Work required:
Replace "grid-line" with "gridline" in the part of the listing that starts with the line containing "grid-line: [53, 285, 1382, 286]" and ends with the line containing "data-point: [394, 208, 410, 224]". Return only those lines, with nothing else changed.

## Begin

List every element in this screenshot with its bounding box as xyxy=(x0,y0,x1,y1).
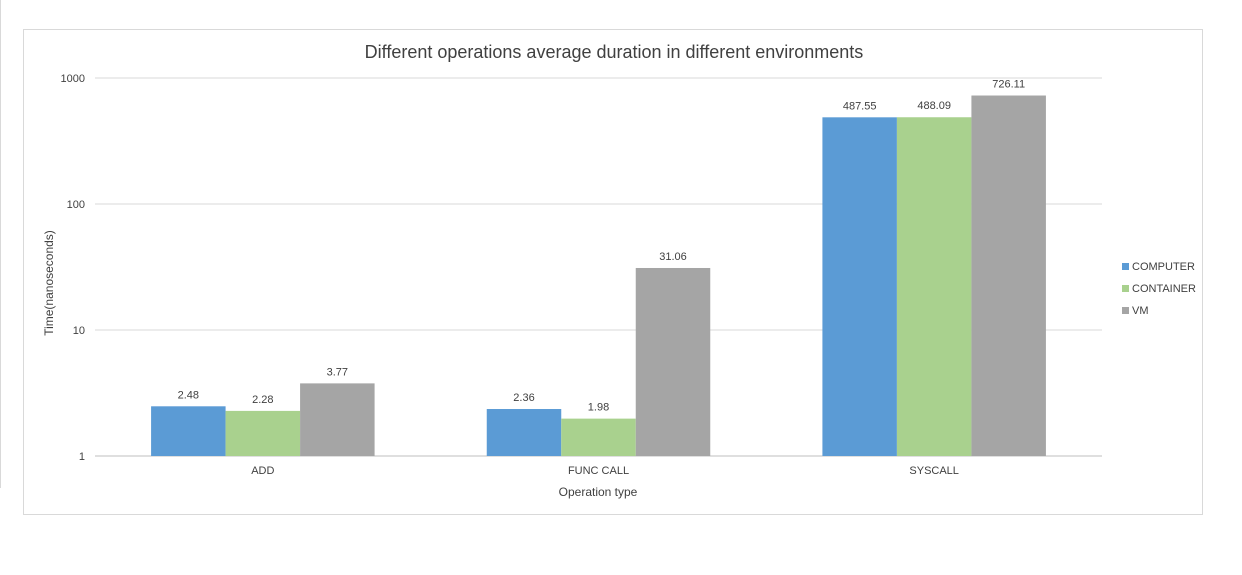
data-label: 1.98 xyxy=(588,402,609,414)
legend-swatch xyxy=(1122,263,1129,270)
chart-title: Different operations average duration in… xyxy=(365,42,864,62)
data-labels: 2.48 2.28 3.77 ADD 2.36 1.98 31.06 FUNC CALL 487… xyxy=(178,79,1025,477)
data-label: 3.77 xyxy=(327,366,348,378)
legend-label: COMPUTER xyxy=(1132,261,1195,273)
legend-swatch xyxy=(1122,285,1129,292)
data-label: 487.55 xyxy=(843,100,877,112)
bar-vm xyxy=(300,383,375,456)
legend: COMPUTER CONTAINER VM xyxy=(1122,261,1196,317)
left-edge-divider xyxy=(0,0,1,488)
x-axis-title: Operation type xyxy=(559,485,638,499)
data-label: 2.48 xyxy=(178,389,199,401)
data-label: 2.36 xyxy=(513,392,534,404)
data-label: 31.06 xyxy=(659,251,687,263)
x-tick-label: SYSCALL xyxy=(909,465,959,477)
bar-container xyxy=(561,418,636,456)
x-tick-label: FUNC CALL xyxy=(568,465,629,477)
bar-chart: Different operations average duration in… xyxy=(42,42,1196,499)
y-axis-title: Time(nanoseconds) xyxy=(42,230,56,336)
y-tick-label: 100 xyxy=(67,199,85,211)
data-label: 488.09 xyxy=(917,100,951,112)
y-tick-label: 10 xyxy=(73,325,85,337)
y-tick-label: 1 xyxy=(79,451,85,463)
data-label: 2.28 xyxy=(252,394,273,406)
legend-label: CONTAINER xyxy=(1132,283,1196,295)
chart-area: Different operations average duration in… xyxy=(23,29,1203,515)
bar-container xyxy=(225,410,301,456)
bar-computer xyxy=(486,409,562,456)
y-tick-label: 1000 xyxy=(61,73,85,85)
bar-computer xyxy=(151,406,226,456)
bar-vm xyxy=(635,267,711,456)
bar-vm xyxy=(971,95,1046,456)
bar-container xyxy=(896,117,972,456)
x-tick-label: ADD xyxy=(251,465,274,477)
legend-label: VM xyxy=(1132,305,1149,317)
data-label: 726.11 xyxy=(992,79,1025,91)
legend-swatch xyxy=(1122,307,1129,314)
bars xyxy=(151,95,1046,457)
bar-computer xyxy=(822,117,897,457)
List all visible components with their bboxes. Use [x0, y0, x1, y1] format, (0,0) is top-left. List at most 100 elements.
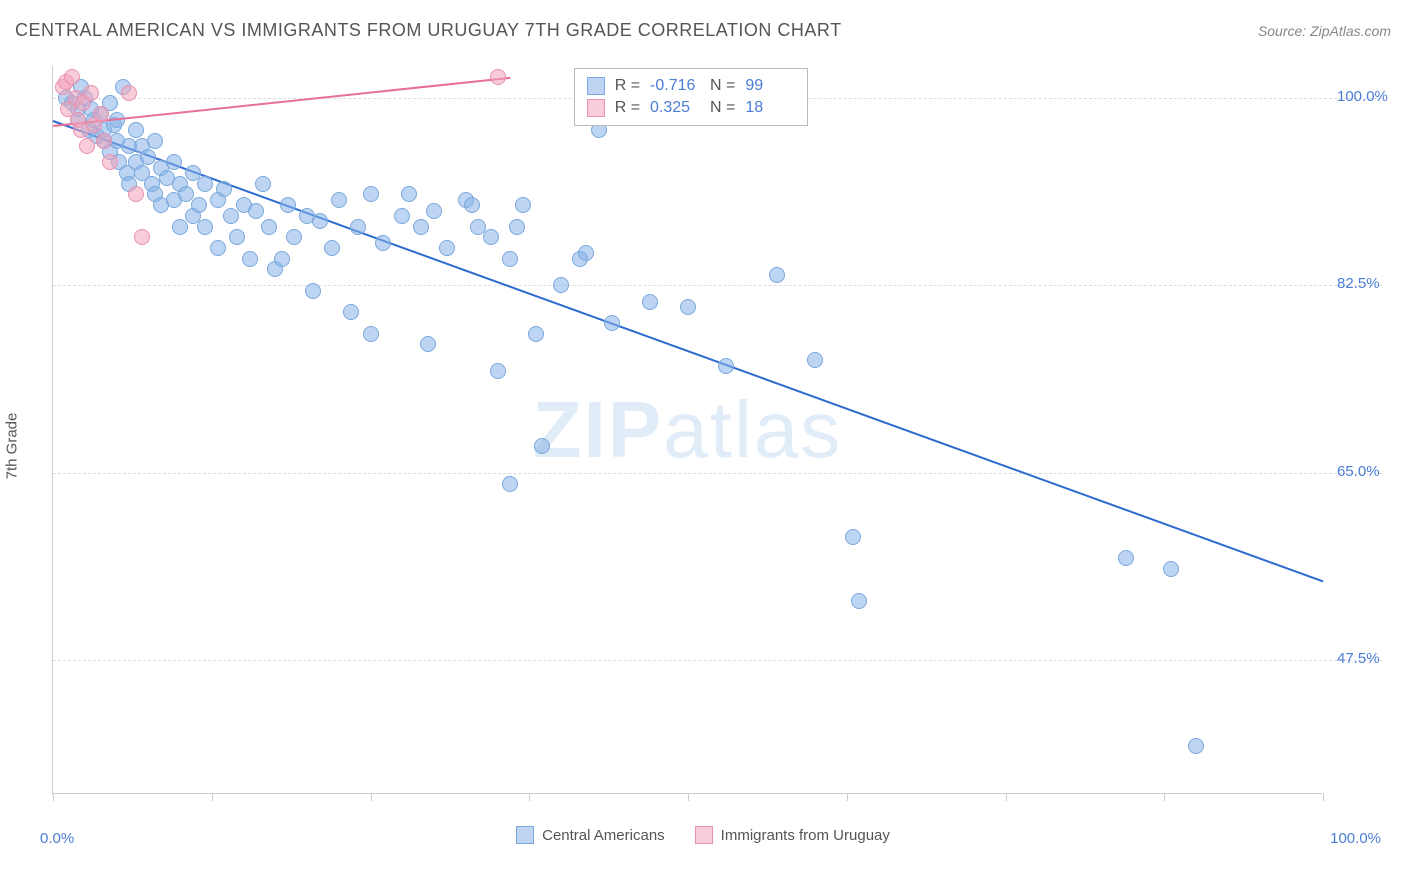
grid-line: [53, 285, 1382, 286]
data-point: [312, 213, 328, 229]
data-point: [553, 277, 569, 293]
data-point: [248, 203, 264, 219]
data-point: [128, 186, 144, 202]
x-tick: [1006, 793, 1007, 801]
data-point: [439, 240, 455, 256]
data-point: [845, 529, 861, 545]
plot-area: ZIPatlas 47.5%65.0%82.5%100.0%R =-0.716N…: [52, 66, 1322, 794]
legend-swatch: [587, 99, 605, 117]
data-point: [83, 85, 99, 101]
grid-line: [53, 660, 1382, 661]
watermark-bold: ZIP: [533, 385, 663, 474]
chart-container: CENTRAL AMERICAN VS IMMIGRANTS FROM URUG…: [0, 0, 1406, 892]
data-point: [79, 138, 95, 154]
n-label: N =: [710, 77, 735, 95]
data-point: [280, 197, 296, 213]
x-tick: [212, 793, 213, 801]
data-point: [274, 251, 290, 267]
data-point: [242, 251, 258, 267]
data-point: [502, 251, 518, 267]
r-value: 0.325: [650, 99, 700, 117]
data-point: [509, 219, 525, 235]
data-point: [502, 476, 518, 492]
data-point: [363, 326, 379, 342]
r-label: R =: [615, 77, 640, 95]
y-tick-label: 47.5%: [1337, 650, 1380, 667]
legend-label: Immigrants from Uruguay: [721, 827, 890, 844]
data-point: [286, 229, 302, 245]
data-point: [394, 208, 410, 224]
data-point: [166, 154, 182, 170]
data-point: [490, 69, 506, 85]
data-point: [375, 235, 391, 251]
data-point: [769, 267, 785, 283]
x-tick: [847, 793, 848, 801]
data-point: [305, 283, 321, 299]
data-point: [413, 219, 429, 235]
data-point: [483, 229, 499, 245]
data-point: [604, 315, 620, 331]
legend-swatch: [587, 77, 605, 95]
x-tick: [529, 793, 530, 801]
data-point: [1118, 550, 1134, 566]
data-point: [420, 336, 436, 352]
data-point: [255, 176, 271, 192]
data-point: [578, 245, 594, 261]
data-point: [96, 133, 112, 149]
data-point: [851, 593, 867, 609]
data-point: [1188, 738, 1204, 754]
data-point: [718, 358, 734, 374]
bottom-legend: Central Americans Immigrants from Uruguay: [0, 826, 1406, 844]
y-axis-label: 7th Grade: [4, 413, 21, 480]
data-point: [528, 326, 544, 342]
data-point: [363, 186, 379, 202]
data-point: [490, 363, 506, 379]
r-label: R =: [615, 99, 640, 117]
title-bar: CENTRAL AMERICAN VS IMMIGRANTS FROM URUG…: [15, 20, 1391, 41]
data-point: [210, 240, 226, 256]
data-point: [426, 203, 442, 219]
source-label: Source: ZipAtlas.com: [1258, 23, 1391, 39]
data-point: [642, 294, 658, 310]
x-tick: [371, 793, 372, 801]
data-point: [464, 197, 480, 213]
data-point: [121, 85, 137, 101]
data-point: [350, 219, 366, 235]
data-point: [261, 219, 277, 235]
data-point: [134, 229, 150, 245]
chart-title: CENTRAL AMERICAN VS IMMIGRANTS FROM URUG…: [15, 20, 842, 41]
data-point: [401, 186, 417, 202]
x-tick: [53, 793, 54, 801]
data-point: [1163, 561, 1179, 577]
watermark: ZIPatlas: [533, 384, 842, 476]
data-point: [64, 69, 80, 85]
data-point: [197, 219, 213, 235]
data-point: [534, 438, 550, 454]
data-point: [680, 299, 696, 315]
data-point: [324, 240, 340, 256]
stats-legend: R =-0.716N =99R =0.325N =18: [574, 68, 809, 126]
data-point: [515, 197, 531, 213]
data-point: [147, 133, 163, 149]
legend-swatch: [695, 826, 713, 844]
y-tick-label: 100.0%: [1337, 88, 1388, 105]
data-point: [331, 192, 347, 208]
legend-item: Central Americans: [516, 826, 665, 844]
data-point: [229, 229, 245, 245]
n-value: 18: [745, 99, 795, 117]
stats-row: R =0.325N =18: [587, 97, 796, 119]
trend-line: [53, 120, 1324, 582]
legend-item: Immigrants from Uruguay: [695, 826, 890, 844]
r-value: -0.716: [650, 77, 700, 95]
y-tick-label: 82.5%: [1337, 275, 1380, 292]
grid-line: [53, 473, 1382, 474]
data-point: [807, 352, 823, 368]
data-point: [197, 176, 213, 192]
x-tick: [1164, 793, 1165, 801]
stats-row: R = -0.716 N = 99: [587, 75, 796, 97]
legend-label: Central Americans: [542, 827, 665, 844]
x-tick: [1323, 793, 1324, 801]
data-point: [128, 122, 144, 138]
data-point: [343, 304, 359, 320]
n-value: 99: [745, 77, 795, 95]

## End

Answer for the task:
gridline: [53, 285, 1382, 286]
data-point: [312, 213, 328, 229]
data-point: [553, 277, 569, 293]
data-point: [248, 203, 264, 219]
data-point: [128, 186, 144, 202]
x-tick: [1006, 793, 1007, 801]
data-point: [439, 240, 455, 256]
data-point: [845, 529, 861, 545]
plot-area: ZIPatlas 47.5%65.0%82.5%100.0%R =-0.716N…: [52, 66, 1322, 794]
legend-swatch: [587, 99, 605, 117]
data-point: [83, 85, 99, 101]
gridline: [53, 660, 1382, 661]
watermark-bold: ZIP: [533, 385, 663, 474]
chart-container: CENTRAL AMERICAN VS IMMIGRANTS FROM URUG…: [0, 0, 1406, 892]
data-point: [79, 138, 95, 154]
n-label: N =: [710, 77, 735, 95]
data-point: [280, 197, 296, 213]
x-tick: [212, 793, 213, 801]
data-point: [274, 251, 290, 267]
data-point: [242, 251, 258, 267]
data-point: [502, 251, 518, 267]
r-value: 0.325: [650, 99, 700, 117]
data-point: [509, 219, 525, 235]
data-point: [502, 476, 518, 492]
data-point: [363, 326, 379, 342]
r-label: R =: [615, 77, 640, 95]
y-tick-label: 47.5%: [1337, 650, 1380, 667]
legend-label: Immigrants from Uruguay: [721, 827, 890, 844]
data-point: [286, 229, 302, 245]
data-point: [394, 208, 410, 224]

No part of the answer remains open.